(Data records)
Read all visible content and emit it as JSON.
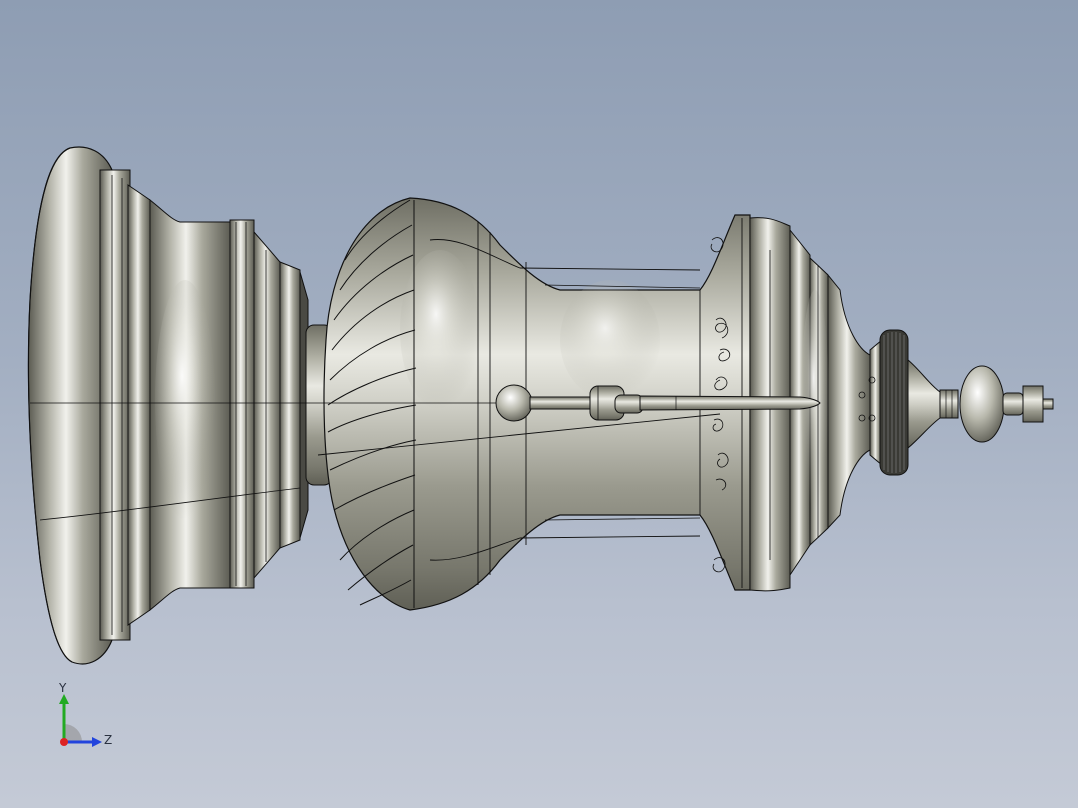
{
  "viewport": {
    "background_top": "#8e9db3",
    "background_bottom": "#c4cad6",
    "model": {
      "name": "",
      "body_color": "#9a9a8c",
      "highlight_color": "#f4f4ee",
      "edge_color": "#1a1a1a"
    }
  },
  "triad": {
    "y_label": "Y",
    "z_label": "Z",
    "y_color": "#22aa22",
    "z_color": "#2244dd",
    "x_color": "#dd2222"
  }
}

● **PROMPT**:
Every line above should be returned word for word, with the pictures left behind.

● **TASK SOLUTION**:
Read all visible content and emit it as JSON.
{
  "viewport": {
    "background_top": "#8e9db3",
    "background_bottom": "#c4cad6",
    "model": {
      "name": "",
      "body_color": "#9a9a8c",
      "highlight_color": "#f4f4ee",
      "edge_color": "#1a1a1a"
    }
  },
  "triad": {
    "y_label": "Y",
    "z_label": "Z",
    "y_color": "#22aa22",
    "z_color": "#2244dd",
    "x_color": "#dd2222"
  }
}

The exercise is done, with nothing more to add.